* **TO DO**: Retype, word for word, the line holding "Give me a plain-text" and every line below it to the end of the listing. Leave out the pictures.

Start of Block

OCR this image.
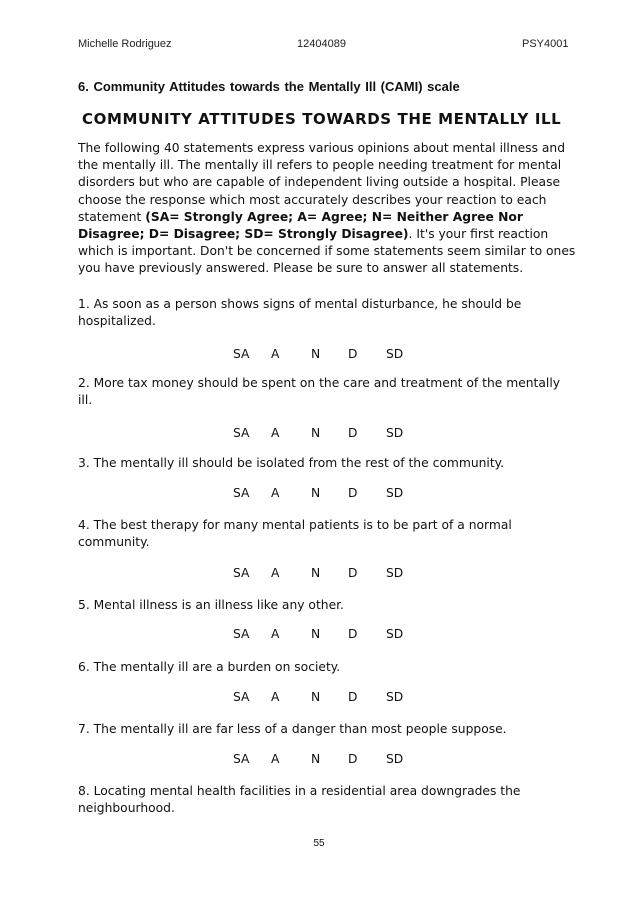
Michelle Rodriguez	12404089	PSY4001
6. Community Attitudes towards the Mentally Ill (CAMI) scale
COMMUNITY ATTITUDES TOWARDS THE MENTALLY ILL

The following 40 statements express various opinions about mental illness and the mentally ill. The mentally ill refers to people needing treatment for mental disorders but who are capable of independent living outside a hospital. Please choose the response which most accurately describes your reaction to each statement (SA= Strongly Agree; A= Agree; N= Neither Agree Nor Disagree; D= Disagree; SD= Strongly Disagree). It's your first reaction which is important. Don't be concerned if some statements seem similar to ones you have previously answered. Please be sure to answer all statements.

1. As soon as a person shows signs of mental disturbance, he should be hospitalized.

SA A	N D SD

2. More tax money should be spent on the care and treatment of the mentally ill.

SA A	N D SD

3. The mentally ill should be isolated from the rest of the community.

SA A	N D SD

4. The best therapy for many mental patients is to be part of a normal community.

SA A	N D SD

5. Mental illness is an illness like any other.

SA A	N D SD

6. The mentally ill are a burden on society.

SA A	N D SD

7. The mentally ill are far less of a danger than most people suppose.

SA A	N D SD

8. Locating mental health facilities in a residential area downgrades the neighbourhood.

55
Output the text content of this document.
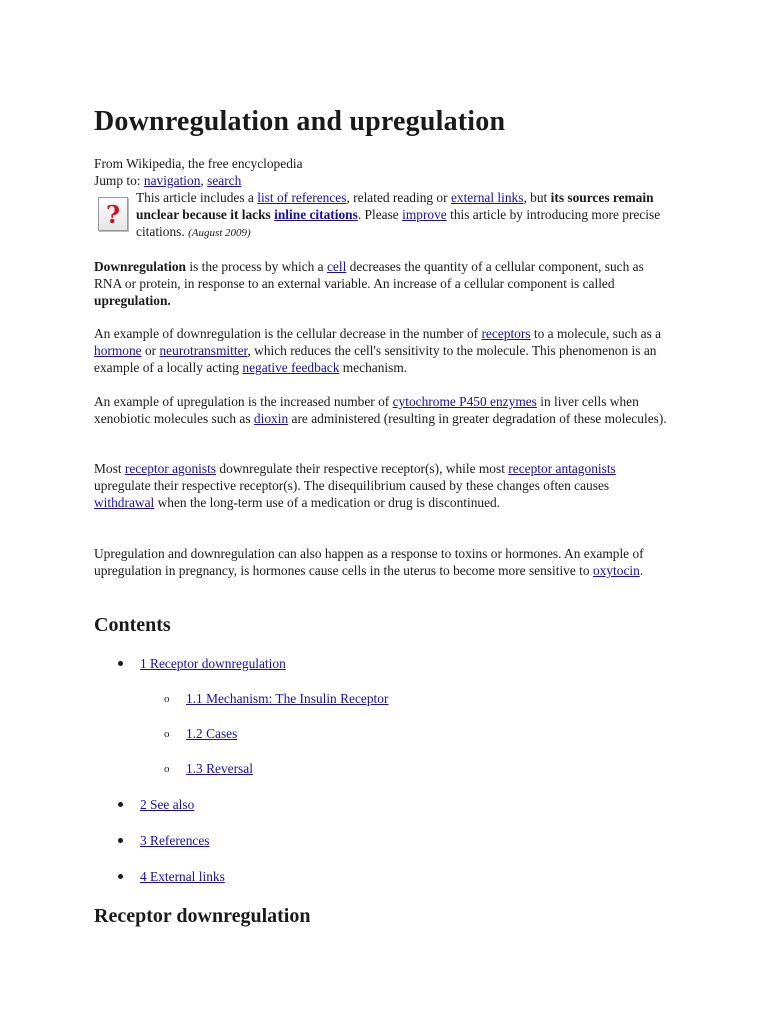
Downregulation and upregulation
From Wikipedia, the free encyclopedia
Jump to: navigation, search
?
This article includes a list of references, related reading or external links, but its sources remain unclear because it lacks inline citations. Please improve this article by introducing more precise citations. (August 2009)

Downregulation is the process by which a cell decreases the quantity of a cellular component, such as RNA or protein, in response to an external variable. An increase of a cellular component is called upregulation.

An example of downregulation is the cellular decrease in the number of receptors to a molecule, such as a hormone or neurotransmitter, which reduces the cell's sensitivity to the molecule. This phenomenon is an example of a locally acting negative feedback mechanism.

An example of upregulation is the increased number of cytochrome P450 enzymes in liver cells when xenobiotic molecules such as dioxin are administered (resulting in greater degradation of these molecules).

Most receptor agonists downregulate their respective receptor(s), while most receptor antagonists upregulate their respective receptor(s). The disequilibrium caused by these changes often causes withdrawal when the long-term use of a medication or drug is discontinued.

Upregulation and downregulation can also happen as a response to toxins or hormones. An example of upregulation in pregnancy, is hormones cause cells in the uterus to become more sensitive to oxytocin.

Contents
1 Receptor downregulation
o 1.1 Mechanism: The Insulin Receptor
o 1.2 Cases
o 1.3 Reversal
2 See also
3 References
4 External links
Receptor downregulation
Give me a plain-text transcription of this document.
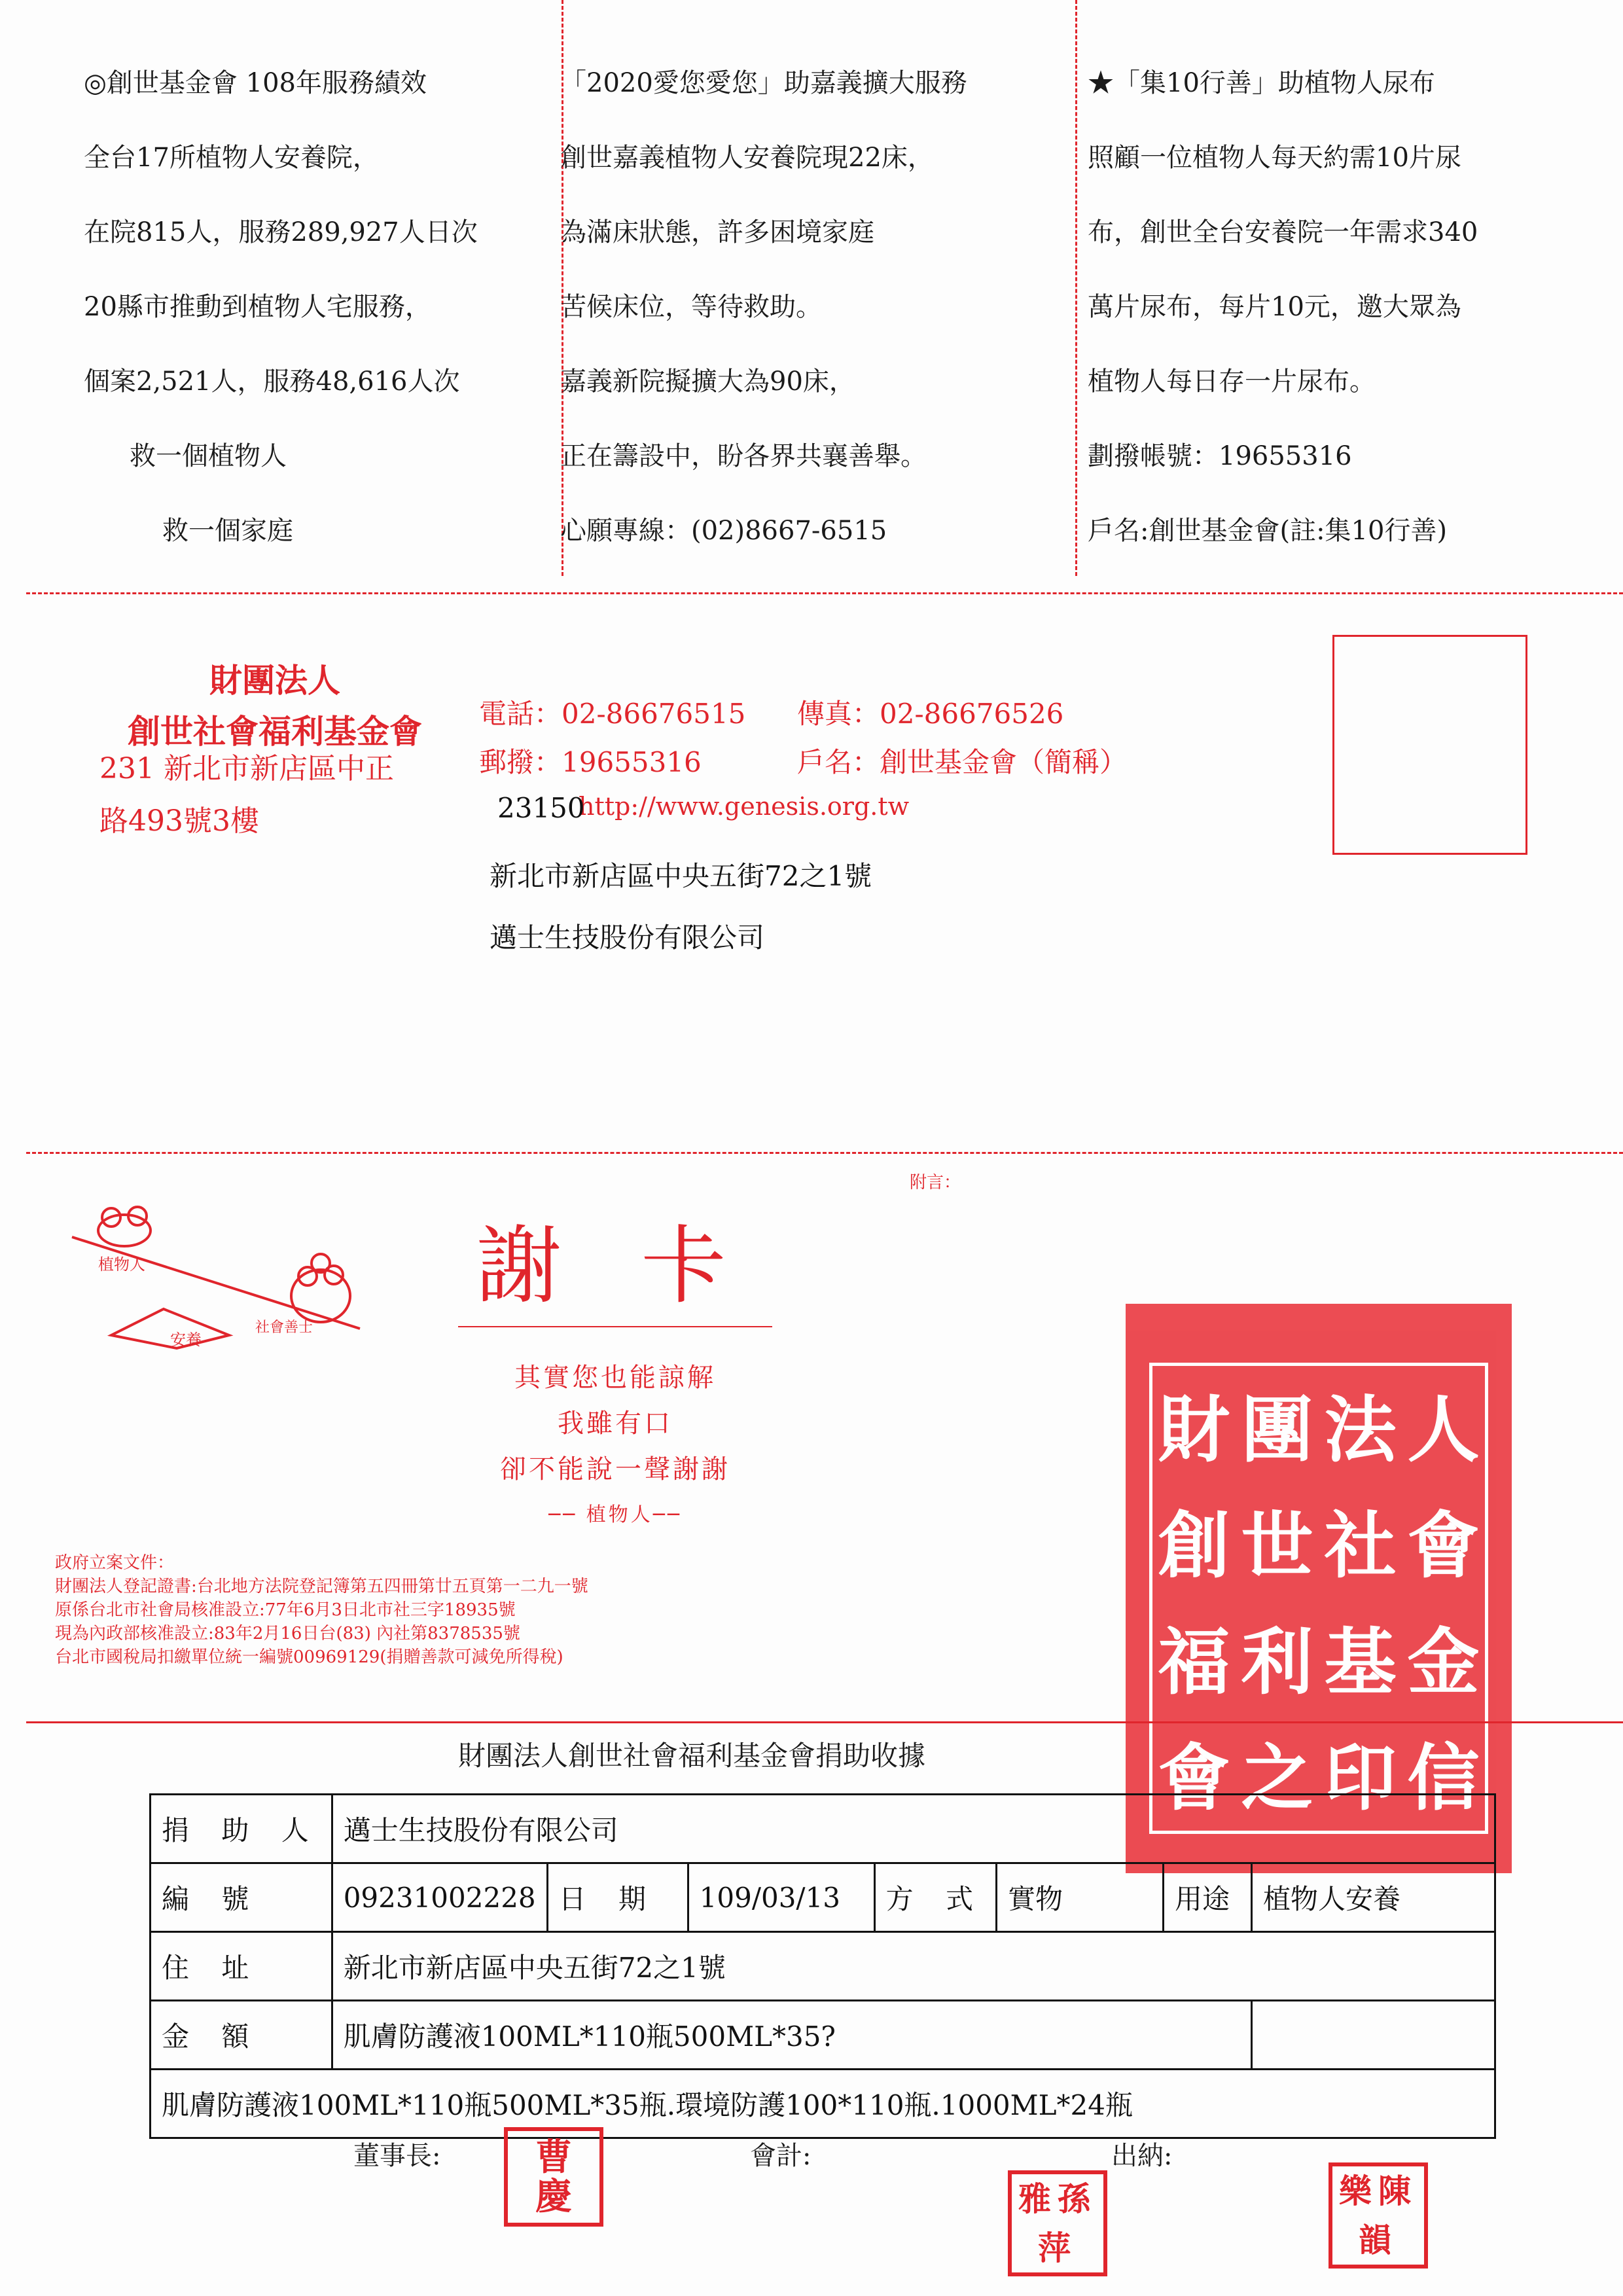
◎創世基金會 108年服務績效
全台17所植物人安養院，
在院815人，服務289,927人日次
20縣市推動到植物人宅服務，
個案2,521人，服務48,616人次
救一個植物人
救一個家庭
「2020愛您愛您」助嘉義擴大服務
創世嘉義植物人安養院現22床，
為滿床狀態，許多困境家庭
苦候床位，等待救助。
嘉義新院擬擴大為90床，
正在籌設中，盼各界共襄善舉。
心願專線：(02)8667-6515
★「集10行善」助植物人尿布
照顧一位植物人每天約需10片尿
布，創世全台安養院一年需求340
萬片尿布，每片10元，邀大眾為
植物人每日存一片尿布。
劃撥帳號：19655316
戶名:創世基金會(註:集10行善)
財團法人
創世社會福利基金會
231 新北市新店區中正
路493號3樓
電話：02-86676515 傳真：02-86676526
郵撥：19655316	戶名：創世基金會（簡稱）
http://www.genesis.org.tw
23150
新北市新店區中央五街72之1號
邁士生技股份有限公司
附言：
植物人
社會善士
安養
謝 卡
其實您也能諒解
我雖有口
卻不能說一聲謝謝
── 植物人──
政府立案文件：
財團法人登記證書:台北地方法院登記簿第五四冊第廿五頁第一二九一號
原係台北市社會局核准設立:77年6月3日北市社三字18935號
現為內政部核准設立:83年2月16日台(83) 內社第8378535號
台北市國稅局扣繳單位統一編號00969129(捐贈善款可減免所得稅)
財 團 法 人
創 世 社 會
福 利 基 金
會 之 印 信
財團法人創世社會福利基金會捐助收據
捐 助 人	邁士生技股份有限公司						
編 號	09231002228	日 期	109/03/13	方 式	實物	用途	植物人安養
住 址	新北市新店區中央五街72之1號						
金 額	肌膚防護液100ML*110瓶500ML*35?						
肌膚防護液100ML*110瓶500ML*35瓶.環境防護100*110瓶.1000ML*24瓶							
董事長:	會計:	出納:
曹
慶	雅 孫
萍
樂 陳
韻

End of Block

* **TASK RESULT**:
Give me a plain-text transcription of this document.
◎創世基金會 108年服務績效
全台17所植物人安養院，
在院815人，服務289,927人日次
20縣市推動到植物人宅服務，
個案2,521人，服務48,616人次
救一個植物人
救一個家庭
「2020愛您愛您」助嘉義擴大服務
創世嘉義植物人安養院現22床，
為滿床狀態，許多困境家庭
苦候床位，等待救助。
嘉義新院擬擴大為90床，
正在籌設中，盼各界共襄善舉。
心願專線：(02)8667-6515
★「集10行善」助植物人尿布
照顧一位植物人每天約需10片尿
布，創世全台安養院一年需求340
萬片尿布，每片10元，邀大眾為
植物人每日存一片尿布。
劃撥帳號：19655316
戶名:創世基金會(註:集10行善)
財團法人
創世社會福利基金會
231 新北市新店區中正
路493號3樓
電話：02-86676515 傳真：02-86676526
郵撥：19655316	戶名：創世基金會（簡稱）
http://www.genesis.org.tw
23150
新北市新店區中央五街72之1號
邁士生技股份有限公司
附言：
植物人
社會善士
安養
謝 卡
其實您也能諒解
我雖有口
卻不能說一聲謝謝
── 植物人──
政府立案文件：
財團法人登記證書:台北地方法院登記簿第五四冊第廿五頁第一二九一號
原係台北市社會局核准設立:77年6月3日北市社三字18935號
現為內政部核准設立:83年2月16日台(83) 內社第8378535號
台北市國稅局扣繳單位統一編號00969129(捐贈善款可減免所得稅)
財 團 法 人
創 世 社 會
福 利 基 金
會 之 印 信
財團法人創世社會福利基金會捐助收據
捐 助 人	邁士生技股份有限公司						
編 號	09231002228	日 期	109/03/13	方 式	實物	用途	植物人安養
住 址	新北市新店區中央五街72之1號						
金 額	肌膚防護液100ML*110瓶500ML*35?						
肌膚防護液100ML*110瓶500ML*35瓶.環境防護100*110瓶.1000ML*24瓶							
董事長:	會計:	出納:
曹
慶	雅 孫
萍
樂 陳
韻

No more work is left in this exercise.